Copy every line of the records below that holds the word "Ventilated".

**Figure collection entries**
□ □ □ □

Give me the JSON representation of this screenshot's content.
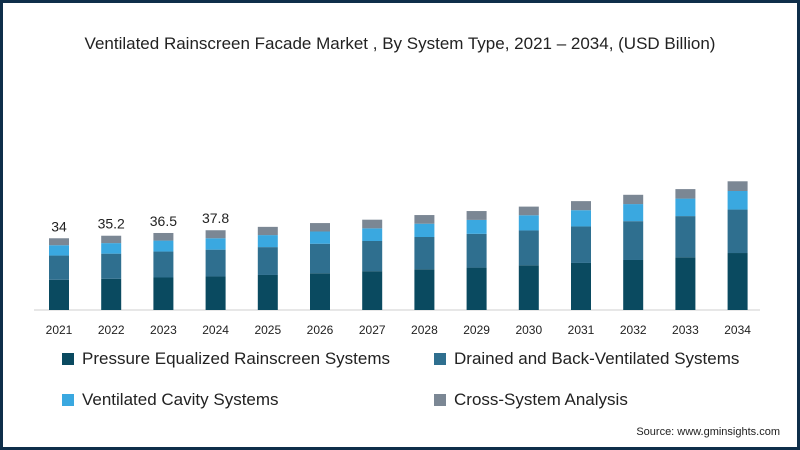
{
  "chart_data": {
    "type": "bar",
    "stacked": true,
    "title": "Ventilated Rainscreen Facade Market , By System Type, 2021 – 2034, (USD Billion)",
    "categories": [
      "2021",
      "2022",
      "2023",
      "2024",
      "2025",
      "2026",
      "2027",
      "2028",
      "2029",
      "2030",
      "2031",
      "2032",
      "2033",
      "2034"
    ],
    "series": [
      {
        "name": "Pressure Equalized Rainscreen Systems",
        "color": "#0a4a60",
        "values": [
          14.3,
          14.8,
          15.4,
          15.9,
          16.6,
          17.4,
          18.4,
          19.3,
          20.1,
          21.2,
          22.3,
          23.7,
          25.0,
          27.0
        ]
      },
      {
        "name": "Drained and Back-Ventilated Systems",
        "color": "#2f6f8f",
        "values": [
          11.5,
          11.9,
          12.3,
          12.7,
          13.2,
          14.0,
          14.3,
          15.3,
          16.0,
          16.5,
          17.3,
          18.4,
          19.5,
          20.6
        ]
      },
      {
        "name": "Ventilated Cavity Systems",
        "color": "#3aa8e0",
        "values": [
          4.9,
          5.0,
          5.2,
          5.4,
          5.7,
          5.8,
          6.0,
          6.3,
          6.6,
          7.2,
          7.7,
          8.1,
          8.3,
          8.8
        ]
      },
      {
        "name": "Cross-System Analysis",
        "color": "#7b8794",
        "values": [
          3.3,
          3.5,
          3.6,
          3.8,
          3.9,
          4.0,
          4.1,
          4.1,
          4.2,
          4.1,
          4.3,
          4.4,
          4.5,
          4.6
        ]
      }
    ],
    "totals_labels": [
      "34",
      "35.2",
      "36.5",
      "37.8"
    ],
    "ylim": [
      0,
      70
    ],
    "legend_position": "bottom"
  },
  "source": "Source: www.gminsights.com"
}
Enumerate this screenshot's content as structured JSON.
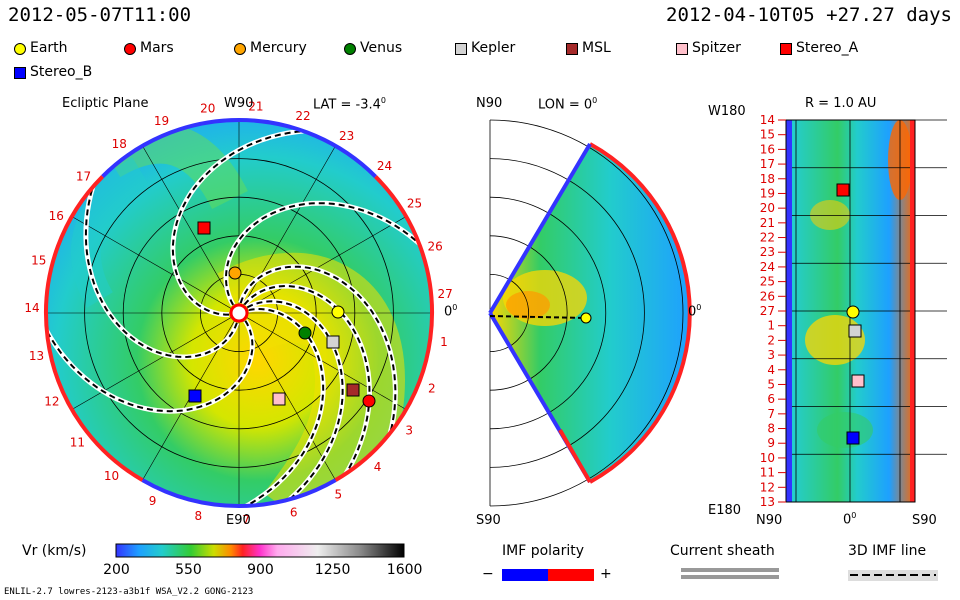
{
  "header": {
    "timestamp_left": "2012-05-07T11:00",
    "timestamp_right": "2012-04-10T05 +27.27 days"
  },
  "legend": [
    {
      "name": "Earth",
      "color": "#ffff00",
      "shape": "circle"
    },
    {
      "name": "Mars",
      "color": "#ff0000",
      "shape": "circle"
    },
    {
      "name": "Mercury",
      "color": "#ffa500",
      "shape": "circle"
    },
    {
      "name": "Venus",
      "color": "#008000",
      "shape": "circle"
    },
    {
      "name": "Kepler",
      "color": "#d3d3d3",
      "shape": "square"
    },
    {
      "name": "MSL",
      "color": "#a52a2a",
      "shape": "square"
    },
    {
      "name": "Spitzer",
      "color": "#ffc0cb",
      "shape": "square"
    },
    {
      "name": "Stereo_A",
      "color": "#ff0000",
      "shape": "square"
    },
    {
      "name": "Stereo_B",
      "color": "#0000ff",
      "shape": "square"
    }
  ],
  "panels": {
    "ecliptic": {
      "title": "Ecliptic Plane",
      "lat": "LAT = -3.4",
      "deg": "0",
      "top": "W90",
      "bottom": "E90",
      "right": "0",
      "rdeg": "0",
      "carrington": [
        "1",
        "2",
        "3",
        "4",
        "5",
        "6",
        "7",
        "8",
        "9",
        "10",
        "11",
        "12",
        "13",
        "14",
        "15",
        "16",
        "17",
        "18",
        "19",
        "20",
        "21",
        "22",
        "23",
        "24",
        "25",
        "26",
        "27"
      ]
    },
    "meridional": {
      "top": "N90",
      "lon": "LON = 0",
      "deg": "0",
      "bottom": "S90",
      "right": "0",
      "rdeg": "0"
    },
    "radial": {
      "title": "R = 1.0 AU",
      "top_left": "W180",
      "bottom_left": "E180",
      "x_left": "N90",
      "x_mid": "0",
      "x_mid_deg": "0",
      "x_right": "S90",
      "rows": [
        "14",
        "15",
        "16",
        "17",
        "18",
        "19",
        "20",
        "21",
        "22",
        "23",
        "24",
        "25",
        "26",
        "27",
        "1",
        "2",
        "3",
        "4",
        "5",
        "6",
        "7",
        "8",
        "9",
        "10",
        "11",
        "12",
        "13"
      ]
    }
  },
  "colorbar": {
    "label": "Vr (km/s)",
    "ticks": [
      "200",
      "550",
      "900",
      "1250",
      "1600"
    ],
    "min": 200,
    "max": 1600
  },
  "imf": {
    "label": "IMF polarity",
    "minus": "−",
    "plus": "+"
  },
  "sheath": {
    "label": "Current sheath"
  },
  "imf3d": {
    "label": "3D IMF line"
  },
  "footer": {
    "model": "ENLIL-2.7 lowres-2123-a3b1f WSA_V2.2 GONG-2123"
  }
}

□ □ □ □

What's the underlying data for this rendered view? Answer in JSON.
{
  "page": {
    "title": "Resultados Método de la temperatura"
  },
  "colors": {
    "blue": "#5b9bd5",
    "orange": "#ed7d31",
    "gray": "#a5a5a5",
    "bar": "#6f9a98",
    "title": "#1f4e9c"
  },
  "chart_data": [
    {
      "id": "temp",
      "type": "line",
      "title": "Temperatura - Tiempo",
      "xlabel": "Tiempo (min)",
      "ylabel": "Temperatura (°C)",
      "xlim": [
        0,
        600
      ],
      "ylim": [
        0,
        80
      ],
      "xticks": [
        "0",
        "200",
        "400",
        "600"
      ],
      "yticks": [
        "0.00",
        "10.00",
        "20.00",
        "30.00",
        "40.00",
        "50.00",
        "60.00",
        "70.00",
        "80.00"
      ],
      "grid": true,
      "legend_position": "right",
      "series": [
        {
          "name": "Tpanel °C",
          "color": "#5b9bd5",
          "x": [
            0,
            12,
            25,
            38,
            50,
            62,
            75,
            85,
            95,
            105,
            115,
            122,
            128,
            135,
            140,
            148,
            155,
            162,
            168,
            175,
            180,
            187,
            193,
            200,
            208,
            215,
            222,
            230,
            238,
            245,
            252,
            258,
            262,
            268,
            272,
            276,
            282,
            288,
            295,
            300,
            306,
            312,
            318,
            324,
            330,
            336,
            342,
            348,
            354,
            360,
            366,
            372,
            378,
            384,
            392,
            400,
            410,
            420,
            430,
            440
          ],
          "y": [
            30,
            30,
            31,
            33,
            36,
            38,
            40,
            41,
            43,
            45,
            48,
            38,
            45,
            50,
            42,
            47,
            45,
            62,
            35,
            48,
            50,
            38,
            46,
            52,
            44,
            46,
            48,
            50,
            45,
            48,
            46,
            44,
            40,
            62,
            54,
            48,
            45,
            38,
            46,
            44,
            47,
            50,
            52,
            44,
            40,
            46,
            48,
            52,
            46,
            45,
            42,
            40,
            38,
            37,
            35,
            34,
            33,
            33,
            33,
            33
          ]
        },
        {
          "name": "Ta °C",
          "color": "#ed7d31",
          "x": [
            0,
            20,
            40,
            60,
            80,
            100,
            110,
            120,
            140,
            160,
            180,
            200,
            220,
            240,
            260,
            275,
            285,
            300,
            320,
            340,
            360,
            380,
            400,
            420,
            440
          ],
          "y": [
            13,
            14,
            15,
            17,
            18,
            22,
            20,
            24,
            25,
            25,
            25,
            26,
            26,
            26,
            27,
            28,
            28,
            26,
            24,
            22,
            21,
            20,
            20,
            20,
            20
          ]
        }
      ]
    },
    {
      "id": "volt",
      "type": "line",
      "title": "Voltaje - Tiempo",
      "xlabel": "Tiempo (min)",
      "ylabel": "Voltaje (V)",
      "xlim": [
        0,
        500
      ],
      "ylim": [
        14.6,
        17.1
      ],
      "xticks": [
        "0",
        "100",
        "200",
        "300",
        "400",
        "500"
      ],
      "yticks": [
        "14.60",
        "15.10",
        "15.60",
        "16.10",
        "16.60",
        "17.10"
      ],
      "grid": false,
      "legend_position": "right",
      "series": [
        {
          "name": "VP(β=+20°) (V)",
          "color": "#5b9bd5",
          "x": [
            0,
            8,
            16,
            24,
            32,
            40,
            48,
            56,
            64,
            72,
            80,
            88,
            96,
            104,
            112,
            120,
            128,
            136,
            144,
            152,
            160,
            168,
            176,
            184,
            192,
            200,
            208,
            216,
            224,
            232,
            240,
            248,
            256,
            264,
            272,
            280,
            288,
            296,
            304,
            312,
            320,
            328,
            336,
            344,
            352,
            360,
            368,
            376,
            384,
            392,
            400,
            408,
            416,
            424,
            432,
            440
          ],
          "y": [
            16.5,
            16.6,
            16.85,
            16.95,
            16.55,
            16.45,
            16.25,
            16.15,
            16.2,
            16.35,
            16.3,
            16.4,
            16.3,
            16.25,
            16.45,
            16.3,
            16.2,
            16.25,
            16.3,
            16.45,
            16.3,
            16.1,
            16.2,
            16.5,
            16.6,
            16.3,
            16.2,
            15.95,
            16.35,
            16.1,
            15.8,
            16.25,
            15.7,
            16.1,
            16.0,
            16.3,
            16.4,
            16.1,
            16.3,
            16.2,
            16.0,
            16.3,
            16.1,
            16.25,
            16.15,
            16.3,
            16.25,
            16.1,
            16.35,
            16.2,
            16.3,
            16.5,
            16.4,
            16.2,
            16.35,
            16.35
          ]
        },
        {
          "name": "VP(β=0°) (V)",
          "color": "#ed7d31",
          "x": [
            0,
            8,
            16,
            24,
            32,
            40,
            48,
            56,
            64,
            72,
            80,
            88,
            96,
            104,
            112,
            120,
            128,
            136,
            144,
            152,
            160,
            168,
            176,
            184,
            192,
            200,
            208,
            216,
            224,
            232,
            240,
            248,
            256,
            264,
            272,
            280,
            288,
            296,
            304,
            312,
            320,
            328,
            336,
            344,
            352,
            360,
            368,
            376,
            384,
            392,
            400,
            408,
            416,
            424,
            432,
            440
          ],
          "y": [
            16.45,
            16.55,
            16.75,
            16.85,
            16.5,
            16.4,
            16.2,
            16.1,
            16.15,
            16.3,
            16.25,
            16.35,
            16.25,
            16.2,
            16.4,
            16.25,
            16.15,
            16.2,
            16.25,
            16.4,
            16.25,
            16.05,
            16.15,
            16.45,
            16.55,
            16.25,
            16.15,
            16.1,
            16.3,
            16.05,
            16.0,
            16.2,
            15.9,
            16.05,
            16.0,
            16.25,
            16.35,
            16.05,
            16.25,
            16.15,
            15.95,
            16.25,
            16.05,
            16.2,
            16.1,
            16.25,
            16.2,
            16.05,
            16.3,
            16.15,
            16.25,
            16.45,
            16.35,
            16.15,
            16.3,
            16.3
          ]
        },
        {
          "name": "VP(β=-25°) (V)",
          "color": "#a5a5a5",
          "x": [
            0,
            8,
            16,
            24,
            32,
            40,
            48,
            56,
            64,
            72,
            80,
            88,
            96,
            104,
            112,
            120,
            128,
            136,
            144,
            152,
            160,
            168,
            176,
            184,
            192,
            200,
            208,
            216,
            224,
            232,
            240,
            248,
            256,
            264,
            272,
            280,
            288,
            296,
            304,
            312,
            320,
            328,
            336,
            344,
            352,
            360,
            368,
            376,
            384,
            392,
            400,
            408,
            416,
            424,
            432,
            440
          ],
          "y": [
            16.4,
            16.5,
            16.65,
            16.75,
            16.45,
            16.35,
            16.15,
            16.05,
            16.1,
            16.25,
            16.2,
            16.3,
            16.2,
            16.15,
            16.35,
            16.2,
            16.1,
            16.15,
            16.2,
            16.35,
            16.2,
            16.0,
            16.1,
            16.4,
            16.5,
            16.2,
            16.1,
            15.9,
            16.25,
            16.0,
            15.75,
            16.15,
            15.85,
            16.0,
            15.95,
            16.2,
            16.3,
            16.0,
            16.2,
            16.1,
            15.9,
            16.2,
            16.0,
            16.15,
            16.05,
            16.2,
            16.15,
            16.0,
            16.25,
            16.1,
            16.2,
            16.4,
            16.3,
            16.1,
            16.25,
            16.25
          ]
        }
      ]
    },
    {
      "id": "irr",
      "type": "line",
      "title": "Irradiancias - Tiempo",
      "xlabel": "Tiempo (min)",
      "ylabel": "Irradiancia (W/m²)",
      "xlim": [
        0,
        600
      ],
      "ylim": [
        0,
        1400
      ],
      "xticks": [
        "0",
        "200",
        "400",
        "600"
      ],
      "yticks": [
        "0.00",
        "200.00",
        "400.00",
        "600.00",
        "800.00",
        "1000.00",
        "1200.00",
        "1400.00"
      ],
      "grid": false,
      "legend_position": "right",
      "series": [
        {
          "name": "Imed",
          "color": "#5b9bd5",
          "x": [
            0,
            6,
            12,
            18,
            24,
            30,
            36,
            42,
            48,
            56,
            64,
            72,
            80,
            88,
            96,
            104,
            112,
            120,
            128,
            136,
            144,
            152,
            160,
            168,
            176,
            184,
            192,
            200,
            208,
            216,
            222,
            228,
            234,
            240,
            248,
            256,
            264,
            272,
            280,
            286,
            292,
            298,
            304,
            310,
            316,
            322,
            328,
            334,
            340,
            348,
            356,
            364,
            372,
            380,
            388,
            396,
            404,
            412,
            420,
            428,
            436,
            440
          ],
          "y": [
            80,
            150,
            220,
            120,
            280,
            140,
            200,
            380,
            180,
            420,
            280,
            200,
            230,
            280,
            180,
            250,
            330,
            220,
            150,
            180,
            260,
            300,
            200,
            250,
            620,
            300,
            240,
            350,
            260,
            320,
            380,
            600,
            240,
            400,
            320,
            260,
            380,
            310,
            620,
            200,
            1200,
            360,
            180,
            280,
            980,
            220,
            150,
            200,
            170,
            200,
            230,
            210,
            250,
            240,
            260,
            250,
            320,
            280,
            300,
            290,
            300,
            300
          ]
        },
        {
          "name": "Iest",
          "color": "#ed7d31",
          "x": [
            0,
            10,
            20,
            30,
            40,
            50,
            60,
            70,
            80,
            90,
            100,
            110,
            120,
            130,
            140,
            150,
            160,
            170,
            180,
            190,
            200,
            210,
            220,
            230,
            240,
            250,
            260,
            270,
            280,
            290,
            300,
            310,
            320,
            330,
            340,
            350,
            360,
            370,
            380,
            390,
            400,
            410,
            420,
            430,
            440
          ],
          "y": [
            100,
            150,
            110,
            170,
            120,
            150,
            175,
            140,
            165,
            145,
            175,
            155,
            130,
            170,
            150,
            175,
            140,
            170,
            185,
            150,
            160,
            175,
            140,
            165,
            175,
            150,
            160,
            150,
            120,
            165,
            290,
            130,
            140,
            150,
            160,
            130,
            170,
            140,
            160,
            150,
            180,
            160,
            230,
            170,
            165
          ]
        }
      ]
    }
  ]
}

□ □ □ □

**Solution to this problem**
    "title": "Ventilated Rainscreen Facade Market , By System Type, 2021 – 2034, (USD Billion)",
        "name": "Drained and Back-Ventilated Systems",
        "name": "Ventilated Cavity Systems",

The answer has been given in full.